## To do
Omit all pictures and give the records below again exactly as written.

## Given records
— start —

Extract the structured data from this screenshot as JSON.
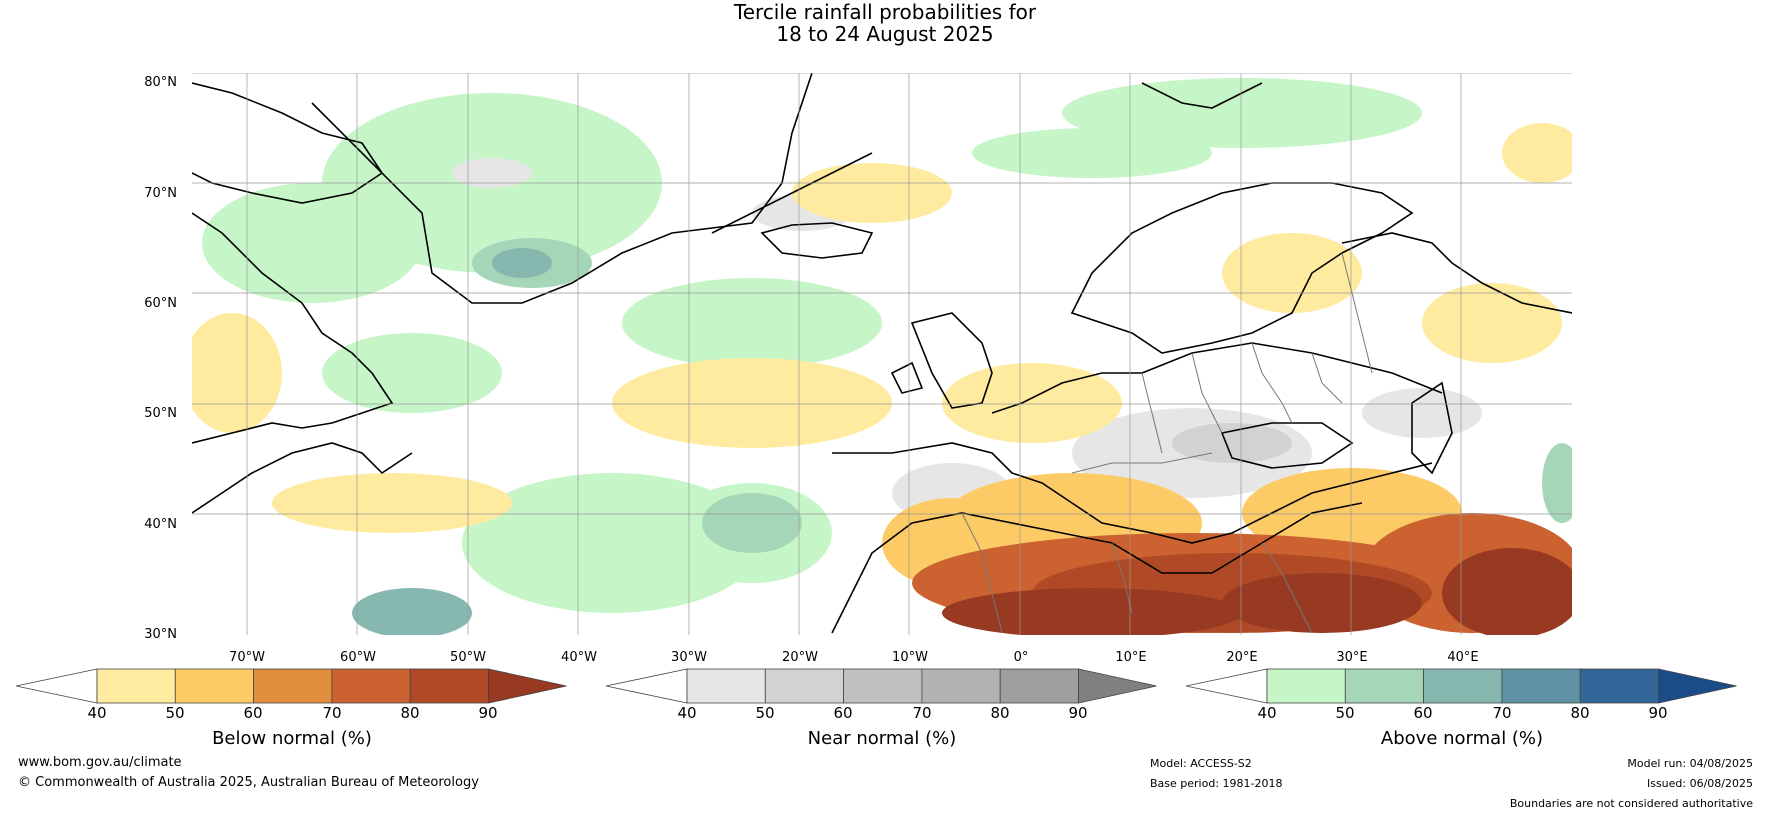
{
  "title": {
    "line1": "Tercile rainfall probabilities for",
    "line2": "18 to 24 August 2025"
  },
  "map": {
    "lat_labels": [
      "80°N",
      "70°N",
      "60°N",
      "50°N",
      "40°N",
      "30°N"
    ],
    "lon_labels": [
      "70°W",
      "60°W",
      "50°W",
      "40°W",
      "30°W",
      "20°W",
      "10°W",
      "0°",
      "10°E",
      "20°E",
      "30°E",
      "40°E"
    ],
    "colors": {
      "below": [
        "#ffeba0",
        "#fdcb66",
        "#e08e3e",
        "#cc6230",
        "#b04a26",
        "#983a22"
      ],
      "near": [
        "#e6e6e6",
        "#d2d2d2",
        "#c0c0c0",
        "#b2b2b2",
        "#9e9e9e",
        "#808080"
      ],
      "above": [
        "#c6f6c8",
        "#a6d6b8",
        "#86b8b0",
        "#5f93a3",
        "#336699",
        "#1a4c88"
      ]
    }
  },
  "colorbars": [
    {
      "label": "Below normal (%)",
      "ticks": [
        "40",
        "50",
        "60",
        "70",
        "80",
        "90"
      ]
    },
    {
      "label": "Near normal (%)",
      "ticks": [
        "40",
        "50",
        "60",
        "70",
        "80",
        "90"
      ]
    },
    {
      "label": "Above normal (%)",
      "ticks": [
        "40",
        "50",
        "60",
        "70",
        "80",
        "90"
      ]
    }
  ],
  "footer": {
    "website": "www.bom.gov.au/climate",
    "copyright": "© Commonwealth of Australia 2025, Australian Bureau of Meteorology",
    "model": "Model: ACCESS-S2",
    "base_period": "Base period: 1981-2018",
    "model_run": "Model run: 04/08/2025",
    "issued": "Issued: 06/08/2025",
    "disclaimer": "Boundaries are not considered authoritative"
  }
}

— end —

## Written reply
Extract the structured data from this screenshot as JSON.
{
  "title": {
    "line1": "Tercile rainfall probabilities for",
    "line2": "18 to 24 August 2025"
  },
  "map": {
    "lat_labels": [
      "80°N",
      "70°N",
      "60°N",
      "50°N",
      "40°N",
      "30°N"
    ],
    "lon_labels": [
      "70°W",
      "60°W",
      "50°W",
      "40°W",
      "30°W",
      "20°W",
      "10°W",
      "0°",
      "10°E",
      "20°E",
      "30°E",
      "40°E"
    ],
    "colors": {
      "below": [
        "#ffeba0",
        "#fdcb66",
        "#e08e3e",
        "#cc6230",
        "#b04a26",
        "#983a22"
      ],
      "near": [
        "#e6e6e6",
        "#d2d2d2",
        "#c0c0c0",
        "#b2b2b2",
        "#9e9e9e",
        "#808080"
      ],
      "above": [
        "#c6f6c8",
        "#a6d6b8",
        "#86b8b0",
        "#5f93a3",
        "#336699",
        "#1a4c88"
      ]
    }
  },
  "colorbars": [
    {
      "label": "Below normal (%)",
      "ticks": [
        "40",
        "50",
        "60",
        "70",
        "80",
        "90"
      ]
    },
    {
      "label": "Near normal (%)",
      "ticks": [
        "40",
        "50",
        "60",
        "70",
        "80",
        "90"
      ]
    },
    {
      "label": "Above normal (%)",
      "ticks": [
        "40",
        "50",
        "60",
        "70",
        "80",
        "90"
      ]
    }
  ],
  "footer": {
    "website": "www.bom.gov.au/climate",
    "copyright": "© Commonwealth of Australia 2025, Australian Bureau of Meteorology",
    "model": "Model: ACCESS-S2",
    "base_period": "Base period: 1981-2018",
    "model_run": "Model run: 04/08/2025",
    "issued": "Issued: 06/08/2025",
    "disclaimer": "Boundaries are not considered authoritative"
  }
}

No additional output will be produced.